Task directions – In this exercise, return the whole listing exactly, excluding any images.

------ Data provided

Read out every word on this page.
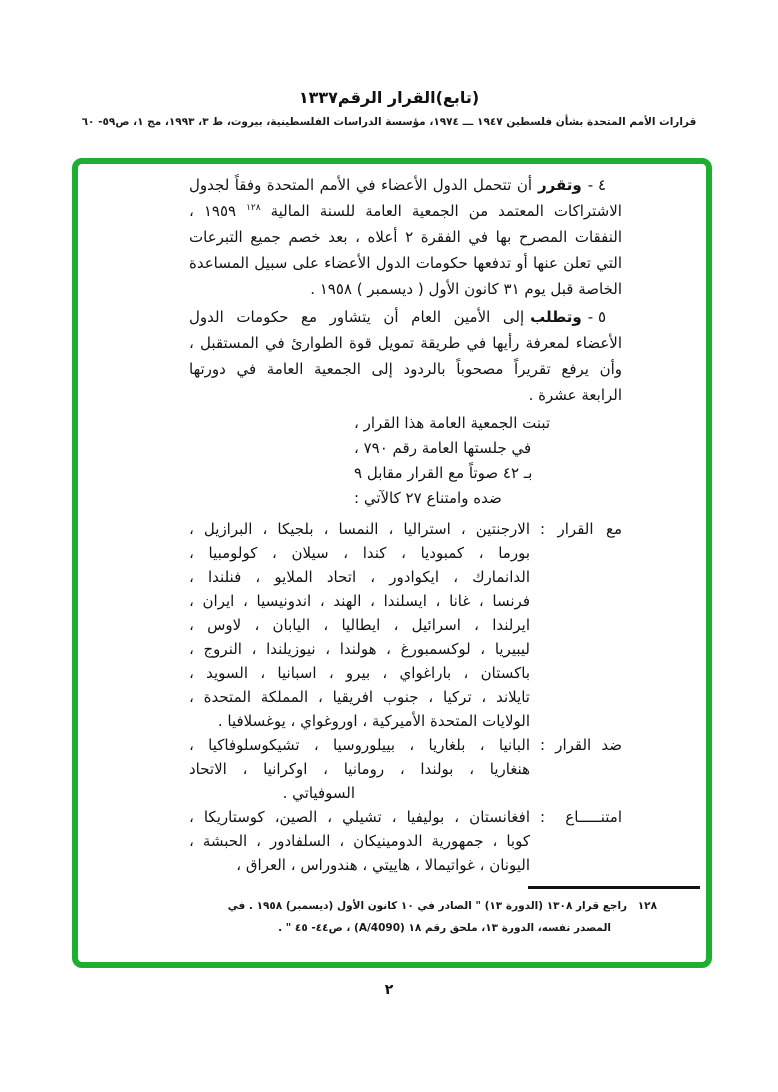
(تابع)القرار الرقم١٣٣٧
قرارات الأمم المتحدة بشأن فلسطين ١٩٤٧ ـــ ١٩٧٤، مؤسسة الدراسات الفلسطينية، بيروت، ط ٣، ١٩٩٣، مج ١، ص٥٩- ٦٠
٤ -
وتقرر
أن تتحمل الدول الأعضاء في الأمم المتحدة وفقاً لجدول
الاشتراكات المعتمد من الجمعية العامة للسنة المالية $^{١٢٨}$ ١٩٥٩ ،
النفقات المصرح بها في الفقرة ٢ أعلاه ، بعد خصم جميع التبرعات
التي تعلن عنها أو تدفعها حكومات الدول الأعضاء على سبيل المساعدة
الخاصة قبل يوم ٣١ كانون الأول ( ديسمبر ) ١٩٥٨ .
٥ -
وتطلب
إلى الأمين العام أن يتشاور مع حكومات الدول
الأعضاء لمعرفة رأيها في طريقة تمويل قوة الطوارئ في المستقبل ،
وأن يرفع تقريراً مصحوباً بالردود إلى الجمعية العامة في دورتها
الرابعة عشرة .
تبنت الجمعية العامة هذا القرار ،
في جلستها العامة رقم ٧٩٠ ،
بـ ٤٢ صوتاً مع القرار مقابل ٩
ضده وامتناع ٢٧ كالآتي :
مع القرار :
الارجنتين ، استراليا ، النمسا ، بلجيكا ، البرازيل ،
بورما ، كمبوديا ، كندا ، سيلان ، كولومبيا ،
الدانمارك ، ايكوادور ، اتحاد الملايو ، فنلندا ،
فرنسا ، غانا ، ايسلندا ، الهند ، اندونيسيا ، ايران ،
ايرلندا ، اسرائيل ، ايطاليا ، اليابان ، لاوس ،
ليبيريا ، لوكسمبورغ ، هولندا ، نيوزيلندا ، النروج ،
باكستان ، باراغواي ، بيرو ، اسبانيا ، السويد ،
تايلاند ، تركيا ، جنوب افريقيا ، المملكة المتحدة ،
الولايات المتحدة الأميركية ، اوروغواي ، يوغسلافيا .
ضد القرار :
البانيا ، بلغاريا ، بييلوروسيا ، تشيكوسلوفاكيا ،
هنغاريا ، بولندا ، رومانيا ، اوكرانيا ، الاتحاد
السوفياتي .
امتنـــــاع :
افغانستان ، بوليفيا ، تشيلي ، الصين، كوستاريكا ،
كوبا ، جمهورية الدومينيكان ، السلفادور ، الحبشة ،
اليونان ، غواتيمالا ، هاييتي ، هندوراس ، العراق ،
١٢٨ راجع قرار ١٣٠٨ (الدورة ١٣) " الصادر في ١٠ كانون الأول (ديسمبر) ١٩٥٨ . في
المصدر نفسه، الدورة ١٣، ملحق رقم ١٨ (A/4090) ، ص٤٤- ٤٥ " .
٢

------------

Output for this task –
Read out every word on this page.
(تابع)القرار الرقم١٣٣٧
قرارات الأمم المتحدة بشأن فلسطين ١٩٤٧ ـــ ١٩٧٤، مؤسسة الدراسات الفلسطينية، بيروت، ط ٣، ١٩٩٣، مج ١، ص٥٩- ٦٠
٤ -
وتقرر
أن تتحمل الدول الأعضاء في الأمم المتحدة وفقاً لجدول
الاشتراكات المعتمد من الجمعية العامة للسنة المالية $^{١٢٨}$ ١٩٥٩ ،
النفقات المصرح بها في الفقرة ٢ أعلاه ، بعد خصم جميع التبرعات
التي تعلن عنها أو تدفعها حكومات الدول الأعضاء على سبيل المساعدة
الخاصة قبل يوم ٣١ كانون الأول ( ديسمبر ) ١٩٥٨ .
٥ -
وتطلب
إلى الأمين العام أن يتشاور مع حكومات الدول
الأعضاء لمعرفة رأيها في طريقة تمويل قوة الطوارئ في المستقبل ،
وأن يرفع تقريراً مصحوباً بالردود إلى الجمعية العامة في دورتها
الرابعة عشرة .
تبنت الجمعية العامة هذا القرار ،
في جلستها العامة رقم ٧٩٠ ،
بـ ٤٢ صوتاً مع القرار مقابل ٩
ضده وامتناع ٢٧ كالآتي :
مع القرار :
الارجنتين ، استراليا ، النمسا ، بلجيكا ، البرازيل ،
بورما ، كمبوديا ، كندا ، سيلان ، كولومبيا ،
الدانمارك ، ايكوادور ، اتحاد الملايو ، فنلندا ،
فرنسا ، غانا ، ايسلندا ، الهند ، اندونيسيا ، ايران ،
ايرلندا ، اسرائيل ، ايطاليا ، اليابان ، لاوس ،
ليبيريا ، لوكسمبورغ ، هولندا ، نيوزيلندا ، النروج ،
باكستان ، باراغواي ، بيرو ، اسبانيا ، السويد ،
تايلاند ، تركيا ، جنوب افريقيا ، المملكة المتحدة ،
الولايات المتحدة الأميركية ، اوروغواي ، يوغسلافيا .
ضد القرار :
البانيا ، بلغاريا ، بييلوروسيا ، تشيكوسلوفاكيا ،
هنغاريا ، بولندا ، رومانيا ، اوكرانيا ، الاتحاد
السوفياتي .
امتنـــــاع :
افغانستان ، بوليفيا ، تشيلي ، الصين، كوستاريكا ،
كوبا ، جمهورية الدومينيكان ، السلفادور ، الحبشة ،
اليونان ، غواتيمالا ، هاييتي ، هندوراس ، العراق ،
١٢٨ راجع قرار ١٣٠٨ (الدورة ١٣) " الصادر في ١٠ كانون الأول (ديسمبر) ١٩٥٨ . في
المصدر نفسه، الدورة ١٣، ملحق رقم ١٨ (A/4090) ، ص٤٤- ٤٥ " .
٢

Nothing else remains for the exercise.